What are the significant results? What is novel?

Why are unform clustering and spherical gaussian meaningful/plausible alternative outcomes? Action: please explain the rationale behind choosing these specific null hypotheses and how they relate to current understanding or assumptions about LLM feature spaces.

Why is the power law “surprising” in the shape analysis, in what way is it not expected? Action: please provide context on what distribution or behavior they expected to see and why, which would help readers understand the significance of the power law finding.

The five co-occurrence measures “all discover the code math lobe”. What about the other clusters? Are the differences between measures informative? Or worrying?

审稿意见
3

The contribution concerns the structure of latent spaces in LLMs seen through the lense of large sparse autoencoders. This is a field of considerable interest and here interesting hypotheses are explore, including analysis at multiple scales from local to global structure.

All analyses are empirical and based on the GemmaScope open source SAEs.

At the local scale generalized functional relations are found with an interesting de-confounder projection to discover relations as "king-man"="queen-woman" ="crowning”). At the intermediate scale are found distributed areas corresponding to topics, while interesting asymmetries are found at the global scale.
++++++++++
- [Task description]:
Return, word for word, the stretch of the review above that begins with the words "What are the" and ends with "power law finding.".

- [Source material]:
++++++++++
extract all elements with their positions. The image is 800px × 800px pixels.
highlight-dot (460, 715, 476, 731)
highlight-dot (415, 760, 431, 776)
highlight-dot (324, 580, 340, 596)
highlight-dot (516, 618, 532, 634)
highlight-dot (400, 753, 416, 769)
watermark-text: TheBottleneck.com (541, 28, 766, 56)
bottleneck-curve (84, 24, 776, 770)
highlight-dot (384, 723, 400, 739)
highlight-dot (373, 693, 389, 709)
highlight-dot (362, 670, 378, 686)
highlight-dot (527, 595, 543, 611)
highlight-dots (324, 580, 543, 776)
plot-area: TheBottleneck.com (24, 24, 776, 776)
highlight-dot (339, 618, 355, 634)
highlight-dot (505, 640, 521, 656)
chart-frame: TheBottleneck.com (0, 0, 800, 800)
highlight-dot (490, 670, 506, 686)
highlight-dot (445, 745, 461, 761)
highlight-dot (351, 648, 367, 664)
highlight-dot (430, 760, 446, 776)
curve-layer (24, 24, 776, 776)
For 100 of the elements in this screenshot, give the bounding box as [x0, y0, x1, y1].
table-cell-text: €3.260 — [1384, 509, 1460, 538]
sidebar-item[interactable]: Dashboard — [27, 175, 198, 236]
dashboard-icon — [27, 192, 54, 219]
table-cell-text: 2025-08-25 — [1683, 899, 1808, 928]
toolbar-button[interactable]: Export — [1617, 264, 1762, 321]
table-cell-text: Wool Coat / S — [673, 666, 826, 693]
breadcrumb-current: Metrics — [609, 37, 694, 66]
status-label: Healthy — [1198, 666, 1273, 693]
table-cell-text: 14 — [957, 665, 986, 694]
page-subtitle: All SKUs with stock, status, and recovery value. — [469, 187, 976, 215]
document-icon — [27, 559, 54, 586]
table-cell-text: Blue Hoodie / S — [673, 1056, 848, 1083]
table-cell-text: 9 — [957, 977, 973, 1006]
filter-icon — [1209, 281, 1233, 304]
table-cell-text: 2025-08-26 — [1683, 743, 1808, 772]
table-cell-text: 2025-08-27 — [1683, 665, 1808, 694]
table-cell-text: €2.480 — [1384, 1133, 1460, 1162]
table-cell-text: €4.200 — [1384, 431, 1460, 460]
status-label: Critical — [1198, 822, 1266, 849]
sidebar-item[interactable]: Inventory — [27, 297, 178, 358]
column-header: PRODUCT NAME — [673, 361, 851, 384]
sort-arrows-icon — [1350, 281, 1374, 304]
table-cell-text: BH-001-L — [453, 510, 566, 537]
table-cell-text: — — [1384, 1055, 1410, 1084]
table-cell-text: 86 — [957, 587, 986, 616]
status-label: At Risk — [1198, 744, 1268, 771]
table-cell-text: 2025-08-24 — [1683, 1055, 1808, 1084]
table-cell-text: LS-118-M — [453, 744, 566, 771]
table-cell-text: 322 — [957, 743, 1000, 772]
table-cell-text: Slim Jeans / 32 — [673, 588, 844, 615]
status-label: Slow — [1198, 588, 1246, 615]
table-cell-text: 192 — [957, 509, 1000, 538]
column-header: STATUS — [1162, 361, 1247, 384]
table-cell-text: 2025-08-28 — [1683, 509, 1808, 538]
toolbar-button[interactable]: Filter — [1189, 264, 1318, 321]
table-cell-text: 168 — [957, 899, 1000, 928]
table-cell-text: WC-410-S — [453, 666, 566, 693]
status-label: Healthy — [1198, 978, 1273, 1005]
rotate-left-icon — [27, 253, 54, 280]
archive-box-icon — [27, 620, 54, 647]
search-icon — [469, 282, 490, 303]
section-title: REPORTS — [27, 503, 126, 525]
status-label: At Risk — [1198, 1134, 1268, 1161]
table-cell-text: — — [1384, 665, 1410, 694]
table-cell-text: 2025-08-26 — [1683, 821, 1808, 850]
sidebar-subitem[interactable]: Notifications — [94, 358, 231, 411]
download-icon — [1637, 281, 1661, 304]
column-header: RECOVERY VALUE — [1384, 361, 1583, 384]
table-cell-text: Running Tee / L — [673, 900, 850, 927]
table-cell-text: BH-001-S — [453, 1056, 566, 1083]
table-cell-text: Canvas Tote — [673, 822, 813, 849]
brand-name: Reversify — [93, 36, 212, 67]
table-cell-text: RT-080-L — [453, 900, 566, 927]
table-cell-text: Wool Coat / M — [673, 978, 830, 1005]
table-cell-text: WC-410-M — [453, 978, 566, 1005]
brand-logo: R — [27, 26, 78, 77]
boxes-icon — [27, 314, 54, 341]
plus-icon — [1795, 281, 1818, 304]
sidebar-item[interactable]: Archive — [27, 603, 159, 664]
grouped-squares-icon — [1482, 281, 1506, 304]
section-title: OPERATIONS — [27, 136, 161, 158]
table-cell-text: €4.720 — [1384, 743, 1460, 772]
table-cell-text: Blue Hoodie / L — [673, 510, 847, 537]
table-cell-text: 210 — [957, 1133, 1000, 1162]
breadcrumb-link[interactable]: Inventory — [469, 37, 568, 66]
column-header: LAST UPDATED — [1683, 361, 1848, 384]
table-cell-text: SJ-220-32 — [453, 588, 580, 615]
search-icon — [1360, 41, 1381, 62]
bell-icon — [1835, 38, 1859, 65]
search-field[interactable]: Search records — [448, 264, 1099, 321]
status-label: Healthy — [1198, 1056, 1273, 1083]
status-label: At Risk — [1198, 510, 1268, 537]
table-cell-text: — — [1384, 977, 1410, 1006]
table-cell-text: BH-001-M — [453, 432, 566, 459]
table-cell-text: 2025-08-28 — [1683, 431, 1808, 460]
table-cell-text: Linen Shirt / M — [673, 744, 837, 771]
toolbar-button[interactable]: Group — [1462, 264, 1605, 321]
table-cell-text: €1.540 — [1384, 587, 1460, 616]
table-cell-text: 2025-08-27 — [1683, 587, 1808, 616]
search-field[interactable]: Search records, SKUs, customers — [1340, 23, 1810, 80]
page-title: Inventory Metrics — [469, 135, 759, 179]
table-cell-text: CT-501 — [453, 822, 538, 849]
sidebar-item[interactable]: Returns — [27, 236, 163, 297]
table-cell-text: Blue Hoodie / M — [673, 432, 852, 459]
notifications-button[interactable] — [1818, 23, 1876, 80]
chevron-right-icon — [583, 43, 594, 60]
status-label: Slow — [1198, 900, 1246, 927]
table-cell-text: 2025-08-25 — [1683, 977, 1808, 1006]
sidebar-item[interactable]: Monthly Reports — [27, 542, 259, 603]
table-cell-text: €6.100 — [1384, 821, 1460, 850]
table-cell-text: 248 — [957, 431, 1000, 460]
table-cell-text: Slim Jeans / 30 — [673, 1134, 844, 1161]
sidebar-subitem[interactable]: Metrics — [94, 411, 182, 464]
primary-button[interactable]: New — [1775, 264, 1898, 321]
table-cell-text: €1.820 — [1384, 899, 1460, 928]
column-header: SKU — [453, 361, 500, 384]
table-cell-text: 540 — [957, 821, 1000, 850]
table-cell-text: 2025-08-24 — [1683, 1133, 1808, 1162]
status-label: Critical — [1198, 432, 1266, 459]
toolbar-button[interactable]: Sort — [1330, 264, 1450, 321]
++++++++++
- [Response to the task]:
What are the significant results? What is novel?

Why are unform clustering and spherical gaussian meaningful/plausible alternative outcomes? Action: please explain the rationale behind choosing these specific null hypotheses and how they relate to current understanding or assumptions about LLM feature spaces.

Why is the power law “surprising” in the shape analysis, in what way is it not expected? Action: please provide context on what distribution or behavior they expected to see and why, which would help readers understand the significance of the power law finding.